* **Texto de origen**:

╭──

En otros términos, vehículos entregados a sus dueños en total deterioro por indebida administración (defectuoso funcionamiento de la administración de justicia) y la inhibición en la acción de extinción de dominio después de 5 o 10 años de incautación (error jurisdiccional) son sólo algunas de las razones que alientan las millonarias demandas en contra de todas las entidades que intervienen. Fenómeno este último, que motivó la creación de la Agencia Nacional de Defensa Jurídica del Estado con el fin de intervenir proveer una correcta defensa jurídica en los procesos judiciales en contra de la Nación.
Así las cosas, evidente es que entre más entidades estatales que no cuentan con las herramientas necesarias intervengan en un procedimiento tan complejo como el de la incautación, mayores posibilidades se presentarán de concretarse una falla del servicio que genere multitudes de mecanismos de reparación directa en contra del Estado y por ende congestión judicial.
Todo lo anterior, sin contar con la gran inversión que deberá hacer la Nación representada en: infraestructura, ayuda técnica y tecnológica, personal capacitado de la Fiscalía General de la Nación, mayor número de jueces y un incremento del pie de fuerza para lograr así su efectivo funcionamiento. Al respecto, en un artículo publicado en este mismo Diario llamado “El Derecho Penal no es la salvación” puse sobre la mesa el mismo planteamiento con el que pretendo reforzar el presente argumento: carece de sentido llevar a cabo una iniciativa legislativa y materializar en ley la misma si el Estado no cuenta con el personal (tanto en número, como en aptitudes), con los elementos tecnológicos como medidores de alcoholemia, laboratorios forenses y cámaras y con la infraestructura adecuada para la concreción de tal fin.
En tal escrito se mencionó que el delincuente no transita con el código penal debajo del hombro investigando cuál delito es el que representa menos consecuencias jurídicas para así cometerlo, sino que por el contrario actúa de acuerdo a la efectividad de los medios que se tengan a disposición para la investigación e imposición de la pena.
Por lo tanto y expresándolo en términos coloquiales, no vale la pena modificar el Código Penal o cualquier otro código con el fin de endurecer penas o crear delitos sin que se cuente con los recursos técnicos, materiales y humanos para tal objetivo. La única consecuencia de tal descalabro jurídico es algo de lo que ya estamos hartos: impunidad.
En adición, tampoco considero que la figura de la incautación, más allá de sus numerosos inconvenientes, sea la adecuada para atacar de raíz el problema que estamos viviendo.
Entonces, se debe analizar desapasionadamente la problemática bajo el cristal de una política criminal coherente, racional y eficiente para así formular propuestas que no representen tan alta riesgo jurídico frente a la responsabilidad del Estado y que a su vez cercenen de un solo tajo el problema presentado.

╰──

* **Registros proporcionados**:

╭──

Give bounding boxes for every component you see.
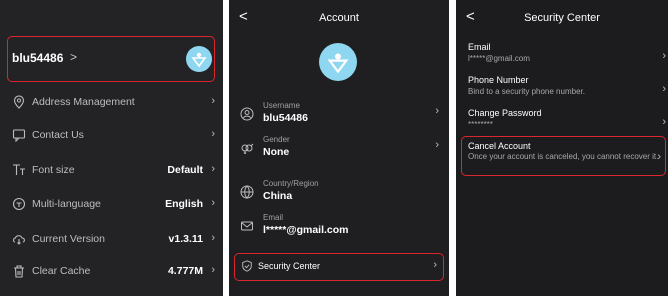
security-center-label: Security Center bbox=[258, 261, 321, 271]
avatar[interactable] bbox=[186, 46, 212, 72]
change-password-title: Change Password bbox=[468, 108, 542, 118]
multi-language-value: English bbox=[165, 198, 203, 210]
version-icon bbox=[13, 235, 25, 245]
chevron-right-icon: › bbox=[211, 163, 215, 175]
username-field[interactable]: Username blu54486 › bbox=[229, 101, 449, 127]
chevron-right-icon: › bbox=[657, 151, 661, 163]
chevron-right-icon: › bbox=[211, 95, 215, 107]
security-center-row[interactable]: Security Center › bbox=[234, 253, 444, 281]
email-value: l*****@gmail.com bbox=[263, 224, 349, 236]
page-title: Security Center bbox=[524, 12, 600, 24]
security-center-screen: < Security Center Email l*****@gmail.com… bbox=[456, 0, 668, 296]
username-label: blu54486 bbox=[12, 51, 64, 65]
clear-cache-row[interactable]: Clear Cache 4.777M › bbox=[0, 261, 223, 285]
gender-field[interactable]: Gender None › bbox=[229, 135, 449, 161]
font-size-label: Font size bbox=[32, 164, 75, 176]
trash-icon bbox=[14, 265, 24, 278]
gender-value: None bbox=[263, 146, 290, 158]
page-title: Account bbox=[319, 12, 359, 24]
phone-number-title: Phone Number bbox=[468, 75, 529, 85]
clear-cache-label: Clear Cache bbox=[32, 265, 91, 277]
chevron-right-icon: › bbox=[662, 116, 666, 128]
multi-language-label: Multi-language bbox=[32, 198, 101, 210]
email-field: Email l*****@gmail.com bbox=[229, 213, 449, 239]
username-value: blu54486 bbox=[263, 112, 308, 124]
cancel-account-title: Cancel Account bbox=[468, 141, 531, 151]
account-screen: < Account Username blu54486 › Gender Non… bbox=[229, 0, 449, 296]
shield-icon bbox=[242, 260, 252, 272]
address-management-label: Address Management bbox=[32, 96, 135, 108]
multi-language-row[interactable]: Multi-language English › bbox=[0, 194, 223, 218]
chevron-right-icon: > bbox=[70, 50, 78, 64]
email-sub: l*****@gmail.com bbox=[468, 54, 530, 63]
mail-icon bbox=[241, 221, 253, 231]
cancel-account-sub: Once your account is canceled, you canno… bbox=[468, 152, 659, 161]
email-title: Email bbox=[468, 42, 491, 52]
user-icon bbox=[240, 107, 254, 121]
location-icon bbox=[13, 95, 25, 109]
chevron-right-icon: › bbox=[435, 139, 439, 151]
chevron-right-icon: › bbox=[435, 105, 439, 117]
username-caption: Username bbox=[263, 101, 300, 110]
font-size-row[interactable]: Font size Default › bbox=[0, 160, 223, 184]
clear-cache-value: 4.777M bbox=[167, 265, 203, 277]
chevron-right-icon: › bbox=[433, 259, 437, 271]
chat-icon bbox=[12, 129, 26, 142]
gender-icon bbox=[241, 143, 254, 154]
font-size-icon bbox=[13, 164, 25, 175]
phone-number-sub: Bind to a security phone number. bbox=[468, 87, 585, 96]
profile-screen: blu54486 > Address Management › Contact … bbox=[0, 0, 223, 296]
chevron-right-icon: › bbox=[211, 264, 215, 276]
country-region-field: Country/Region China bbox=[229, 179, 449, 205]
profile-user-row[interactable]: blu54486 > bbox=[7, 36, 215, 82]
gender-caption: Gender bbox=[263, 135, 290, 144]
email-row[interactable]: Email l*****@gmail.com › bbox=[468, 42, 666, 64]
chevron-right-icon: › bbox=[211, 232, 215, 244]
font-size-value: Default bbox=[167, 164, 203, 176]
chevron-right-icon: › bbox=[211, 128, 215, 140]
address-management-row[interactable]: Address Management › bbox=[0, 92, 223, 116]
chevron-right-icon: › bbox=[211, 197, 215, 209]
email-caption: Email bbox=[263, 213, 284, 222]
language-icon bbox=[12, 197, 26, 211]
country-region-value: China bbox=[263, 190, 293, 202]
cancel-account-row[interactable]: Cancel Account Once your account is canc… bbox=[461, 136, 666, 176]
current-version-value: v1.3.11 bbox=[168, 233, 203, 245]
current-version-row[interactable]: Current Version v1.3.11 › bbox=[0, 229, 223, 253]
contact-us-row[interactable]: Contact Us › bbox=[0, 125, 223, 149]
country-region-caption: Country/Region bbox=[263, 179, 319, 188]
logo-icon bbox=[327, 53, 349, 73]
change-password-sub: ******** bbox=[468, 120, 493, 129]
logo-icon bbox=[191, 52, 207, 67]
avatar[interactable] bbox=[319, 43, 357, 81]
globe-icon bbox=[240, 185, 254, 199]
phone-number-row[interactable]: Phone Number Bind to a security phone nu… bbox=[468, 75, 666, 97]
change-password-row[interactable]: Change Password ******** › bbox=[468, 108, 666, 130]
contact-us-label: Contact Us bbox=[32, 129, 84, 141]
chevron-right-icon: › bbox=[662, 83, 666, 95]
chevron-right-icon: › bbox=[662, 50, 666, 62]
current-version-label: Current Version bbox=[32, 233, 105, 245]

╰──

* **Tareas pendientes**:
(1) Según el texto sobre la incautación de vehículos, ¿qué entidad se creó a raíz de las millonarias demandas contra el Estado?
(2) Transcribe de los registros las líneas que van desde la que contiene "security-center-label: Security Center" hasta la que contiene "chevron-right-icon: › bbox=[211, 95, 215, 107]", ambas incluidas.
El texto y los registros no guardan relación entre sí.

* **Soluciones**:
(1) La Agencia Nacional de Defensa Jurídica del Estado.

(2)
security-center-label: Security Center bbox=[258, 261, 321, 271]
avatar[interactable] bbox=[186, 46, 212, 72]
change-password-title: Change Password bbox=[468, 108, 542, 118]
multi-language-value: English bbox=[165, 198, 203, 210]
version-icon bbox=[13, 235, 25, 245]
chevron-right-icon: › bbox=[211, 163, 215, 175]
username-field[interactable]: Username blu54486 › bbox=[229, 101, 449, 127]
chevron-right-icon: › bbox=[657, 151, 661, 163]
chevron-right-icon: › bbox=[211, 95, 215, 107]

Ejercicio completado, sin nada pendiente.